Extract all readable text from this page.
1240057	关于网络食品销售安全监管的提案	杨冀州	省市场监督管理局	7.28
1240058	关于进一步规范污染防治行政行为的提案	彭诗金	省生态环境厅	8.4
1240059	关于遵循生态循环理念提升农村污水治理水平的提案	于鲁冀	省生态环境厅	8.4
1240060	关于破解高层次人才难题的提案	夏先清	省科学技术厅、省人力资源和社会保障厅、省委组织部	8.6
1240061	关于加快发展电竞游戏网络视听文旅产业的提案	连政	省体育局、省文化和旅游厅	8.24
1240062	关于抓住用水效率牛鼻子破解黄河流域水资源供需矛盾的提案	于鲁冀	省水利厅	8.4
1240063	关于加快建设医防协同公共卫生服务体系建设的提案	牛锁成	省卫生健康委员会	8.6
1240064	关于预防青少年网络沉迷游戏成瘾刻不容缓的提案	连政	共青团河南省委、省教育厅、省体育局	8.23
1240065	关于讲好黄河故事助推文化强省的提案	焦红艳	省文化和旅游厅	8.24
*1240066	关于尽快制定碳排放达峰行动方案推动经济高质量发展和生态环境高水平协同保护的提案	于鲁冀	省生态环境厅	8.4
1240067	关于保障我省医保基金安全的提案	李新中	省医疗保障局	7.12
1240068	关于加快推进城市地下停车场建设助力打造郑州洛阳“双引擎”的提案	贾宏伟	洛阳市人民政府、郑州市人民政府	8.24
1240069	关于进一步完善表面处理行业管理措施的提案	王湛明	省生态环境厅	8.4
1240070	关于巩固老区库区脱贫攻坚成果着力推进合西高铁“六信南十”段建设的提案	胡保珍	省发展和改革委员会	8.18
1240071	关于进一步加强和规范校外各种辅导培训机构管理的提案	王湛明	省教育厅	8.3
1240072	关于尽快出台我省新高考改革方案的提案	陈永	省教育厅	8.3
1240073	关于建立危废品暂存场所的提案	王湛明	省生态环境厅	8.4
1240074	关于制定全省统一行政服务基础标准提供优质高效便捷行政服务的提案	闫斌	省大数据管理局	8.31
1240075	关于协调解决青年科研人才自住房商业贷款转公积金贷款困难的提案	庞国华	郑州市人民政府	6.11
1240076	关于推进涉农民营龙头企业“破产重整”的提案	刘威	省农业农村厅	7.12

::::::::

[TASK DESCRIPTION]
Note every line above where the string "郑州市人民政府" shows up, and copy those lines.

[EXPECTED ANSWER]
1240068	关于加快推进城市地下停车场建设助力打造郑州洛阳“双引擎”的提案	贾宏伟	洛阳市人民政府、郑州市人民政府	8.24
1240075	关于协调解决青年科研人才自住房商业贷款转公积金贷款困难的提案	庞国华	郑州市人民政府	6.11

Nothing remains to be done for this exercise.